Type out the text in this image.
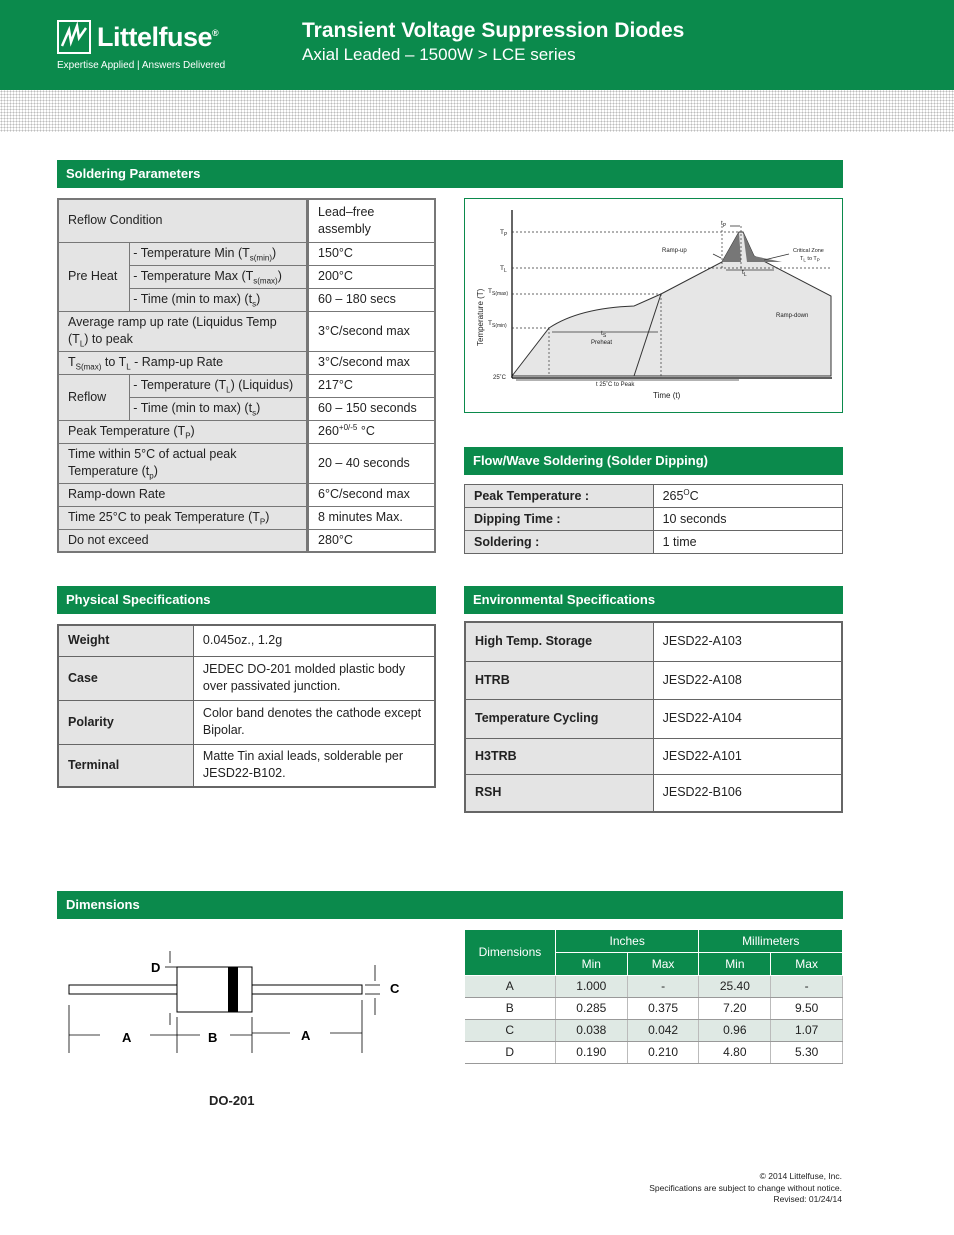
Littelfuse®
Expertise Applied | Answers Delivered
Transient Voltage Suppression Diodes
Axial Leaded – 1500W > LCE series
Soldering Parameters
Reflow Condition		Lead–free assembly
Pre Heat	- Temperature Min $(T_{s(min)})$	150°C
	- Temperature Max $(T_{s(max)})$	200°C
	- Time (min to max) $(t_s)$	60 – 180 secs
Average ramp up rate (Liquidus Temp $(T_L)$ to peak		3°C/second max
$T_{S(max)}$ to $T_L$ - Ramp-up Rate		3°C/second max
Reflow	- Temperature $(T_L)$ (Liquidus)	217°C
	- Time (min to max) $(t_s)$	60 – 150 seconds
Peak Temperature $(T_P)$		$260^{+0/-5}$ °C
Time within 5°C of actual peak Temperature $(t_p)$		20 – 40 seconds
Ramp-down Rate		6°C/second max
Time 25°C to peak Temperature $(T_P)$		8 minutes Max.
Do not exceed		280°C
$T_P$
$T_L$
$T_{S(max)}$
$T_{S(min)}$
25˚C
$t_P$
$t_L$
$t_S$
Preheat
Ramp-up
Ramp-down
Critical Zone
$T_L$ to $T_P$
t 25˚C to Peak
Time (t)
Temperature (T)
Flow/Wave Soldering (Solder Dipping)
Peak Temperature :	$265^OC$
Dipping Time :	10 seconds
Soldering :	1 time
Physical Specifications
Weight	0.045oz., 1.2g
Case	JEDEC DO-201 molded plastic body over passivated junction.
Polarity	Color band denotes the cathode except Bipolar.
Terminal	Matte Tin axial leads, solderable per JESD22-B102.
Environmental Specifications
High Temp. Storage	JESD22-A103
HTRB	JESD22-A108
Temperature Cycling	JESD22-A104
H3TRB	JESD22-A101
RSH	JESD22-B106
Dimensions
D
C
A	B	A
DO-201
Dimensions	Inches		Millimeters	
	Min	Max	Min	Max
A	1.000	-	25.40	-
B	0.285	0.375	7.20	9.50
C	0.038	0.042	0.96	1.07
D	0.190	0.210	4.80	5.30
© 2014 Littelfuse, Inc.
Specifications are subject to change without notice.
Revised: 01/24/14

####################

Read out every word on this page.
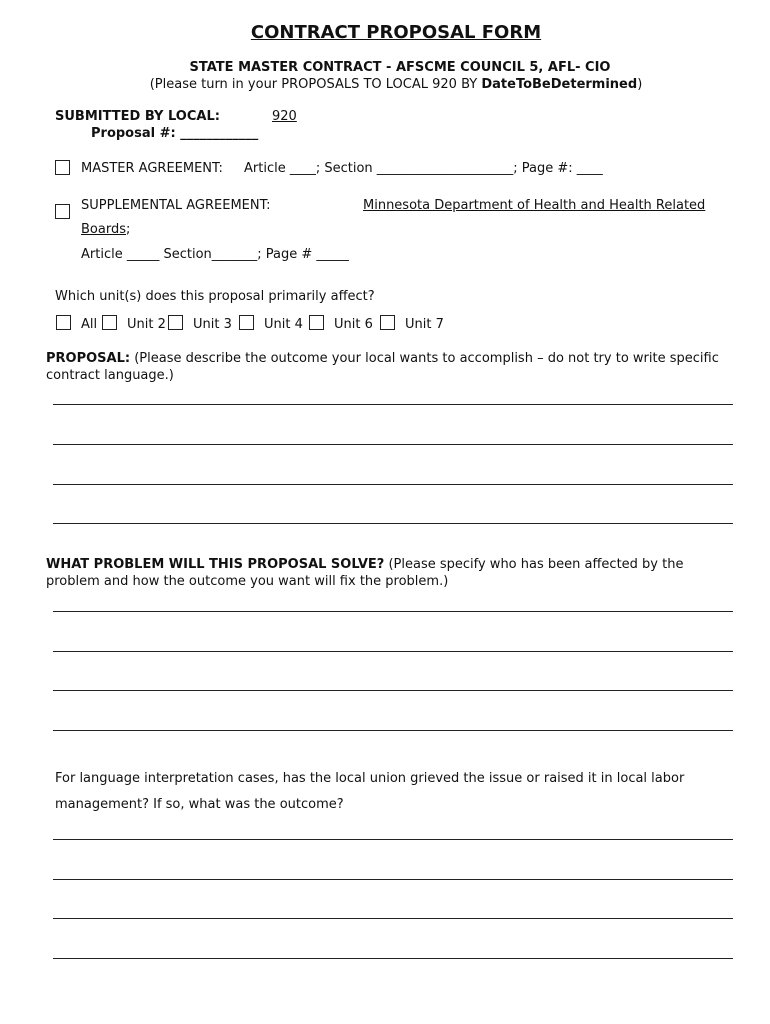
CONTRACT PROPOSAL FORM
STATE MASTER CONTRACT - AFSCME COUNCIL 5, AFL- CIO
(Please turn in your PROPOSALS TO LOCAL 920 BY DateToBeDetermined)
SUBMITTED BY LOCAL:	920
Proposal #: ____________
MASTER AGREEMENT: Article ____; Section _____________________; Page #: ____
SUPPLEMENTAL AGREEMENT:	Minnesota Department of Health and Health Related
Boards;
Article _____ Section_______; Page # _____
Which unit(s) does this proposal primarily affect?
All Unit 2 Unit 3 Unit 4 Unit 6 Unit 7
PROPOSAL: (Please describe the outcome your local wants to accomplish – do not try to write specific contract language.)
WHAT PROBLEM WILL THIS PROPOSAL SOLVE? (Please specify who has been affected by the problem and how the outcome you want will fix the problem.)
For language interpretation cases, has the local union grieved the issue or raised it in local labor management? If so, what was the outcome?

####################

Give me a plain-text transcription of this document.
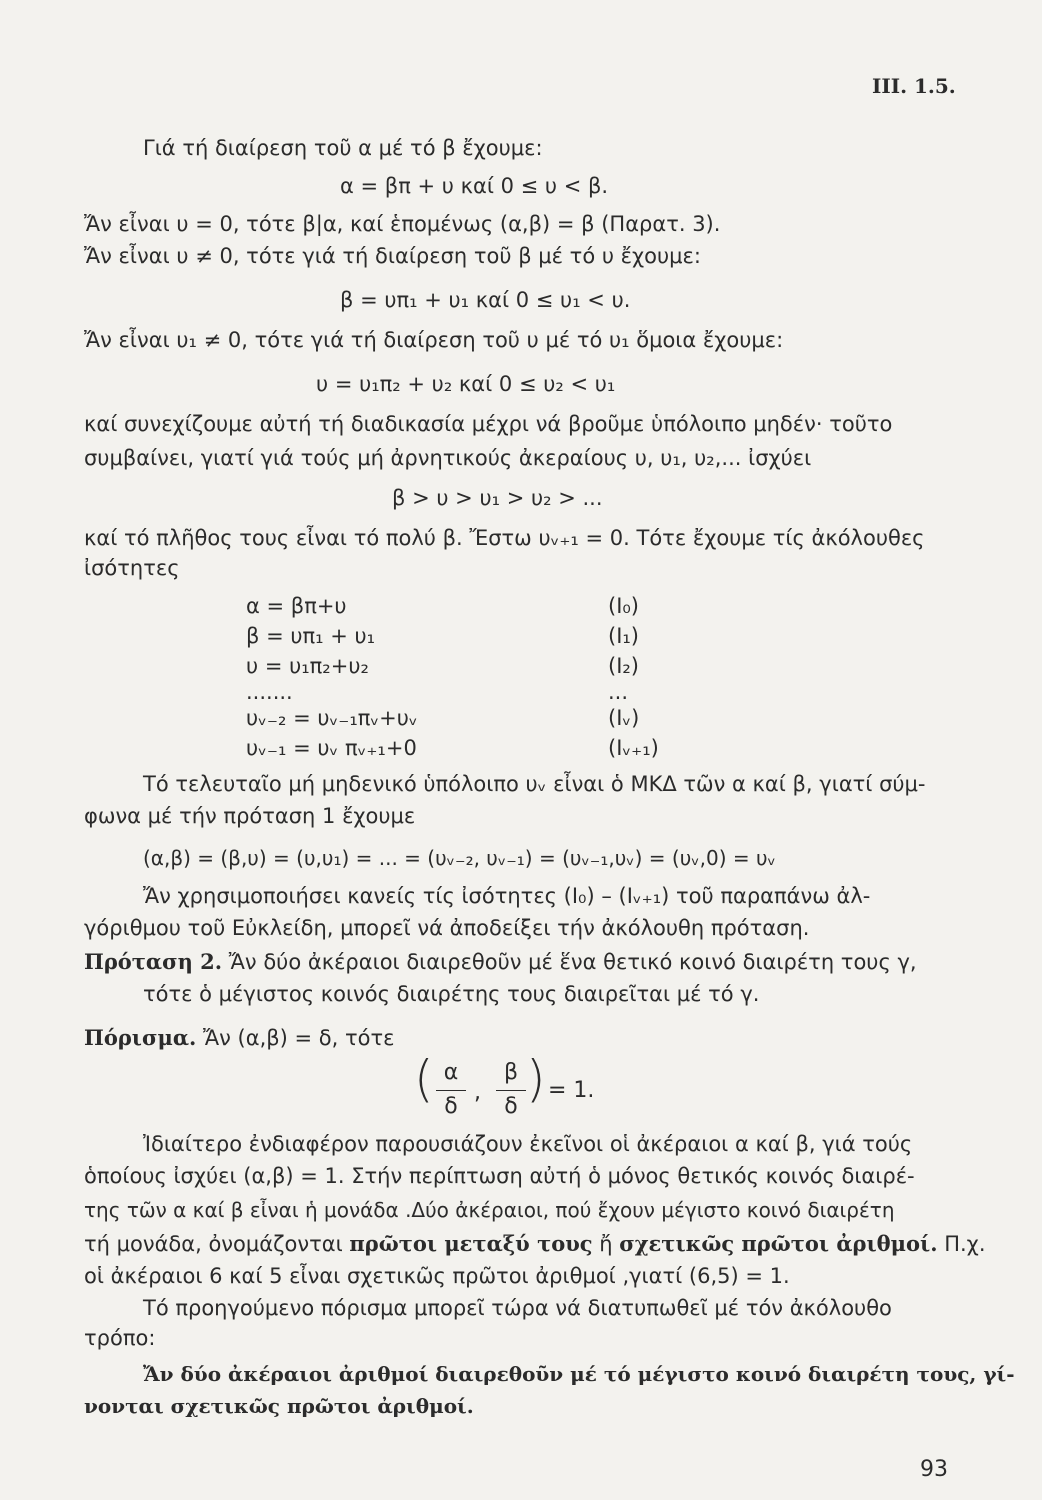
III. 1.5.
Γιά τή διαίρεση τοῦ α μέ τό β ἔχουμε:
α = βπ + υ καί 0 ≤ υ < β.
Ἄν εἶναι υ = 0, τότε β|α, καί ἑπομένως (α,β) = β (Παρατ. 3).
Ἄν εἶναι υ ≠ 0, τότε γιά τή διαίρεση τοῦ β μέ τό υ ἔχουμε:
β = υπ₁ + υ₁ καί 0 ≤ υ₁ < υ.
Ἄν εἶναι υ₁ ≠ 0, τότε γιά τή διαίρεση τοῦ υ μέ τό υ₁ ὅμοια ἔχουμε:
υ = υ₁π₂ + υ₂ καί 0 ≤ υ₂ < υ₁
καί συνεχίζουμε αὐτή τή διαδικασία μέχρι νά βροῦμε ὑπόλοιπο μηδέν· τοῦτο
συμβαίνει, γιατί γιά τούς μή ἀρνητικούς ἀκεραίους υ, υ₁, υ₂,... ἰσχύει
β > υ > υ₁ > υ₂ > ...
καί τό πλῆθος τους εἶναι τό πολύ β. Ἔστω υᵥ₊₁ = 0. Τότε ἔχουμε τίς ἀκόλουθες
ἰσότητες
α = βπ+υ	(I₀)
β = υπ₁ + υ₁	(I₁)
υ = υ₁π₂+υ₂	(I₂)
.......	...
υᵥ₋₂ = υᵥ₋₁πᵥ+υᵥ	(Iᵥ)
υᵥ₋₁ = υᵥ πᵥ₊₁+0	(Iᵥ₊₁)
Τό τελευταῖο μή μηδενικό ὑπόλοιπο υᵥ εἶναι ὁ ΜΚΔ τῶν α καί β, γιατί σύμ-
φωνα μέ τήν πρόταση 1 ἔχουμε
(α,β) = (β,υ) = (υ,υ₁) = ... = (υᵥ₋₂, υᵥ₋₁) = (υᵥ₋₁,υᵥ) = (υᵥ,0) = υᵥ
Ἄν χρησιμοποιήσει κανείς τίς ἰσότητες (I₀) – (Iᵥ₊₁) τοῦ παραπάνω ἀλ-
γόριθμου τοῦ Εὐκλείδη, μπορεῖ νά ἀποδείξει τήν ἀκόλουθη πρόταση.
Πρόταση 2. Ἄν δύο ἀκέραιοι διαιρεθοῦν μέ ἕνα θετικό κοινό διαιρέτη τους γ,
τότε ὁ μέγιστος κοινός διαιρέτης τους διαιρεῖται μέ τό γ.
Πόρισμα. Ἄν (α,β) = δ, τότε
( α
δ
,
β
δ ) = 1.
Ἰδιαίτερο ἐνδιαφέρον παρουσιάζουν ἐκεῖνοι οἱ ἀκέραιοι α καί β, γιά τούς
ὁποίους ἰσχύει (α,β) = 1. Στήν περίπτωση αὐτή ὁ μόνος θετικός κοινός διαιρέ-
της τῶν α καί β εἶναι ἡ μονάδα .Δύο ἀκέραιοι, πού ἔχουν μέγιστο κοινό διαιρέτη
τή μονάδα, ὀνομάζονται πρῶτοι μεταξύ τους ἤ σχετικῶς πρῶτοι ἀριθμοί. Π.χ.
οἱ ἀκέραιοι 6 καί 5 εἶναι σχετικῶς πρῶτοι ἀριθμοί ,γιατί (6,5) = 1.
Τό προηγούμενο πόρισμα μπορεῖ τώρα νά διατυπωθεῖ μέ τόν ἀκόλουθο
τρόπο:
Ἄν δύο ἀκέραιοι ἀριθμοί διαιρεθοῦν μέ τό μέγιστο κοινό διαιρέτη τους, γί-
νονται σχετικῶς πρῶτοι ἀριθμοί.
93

####################

◆ TASK TO CARRY OUT ◆
Collect the lines that hold "Specifications".

◆ TASK ANSWER ◆
Physical Specifications
Environmental Specifications
Specifications are subject to change without notice.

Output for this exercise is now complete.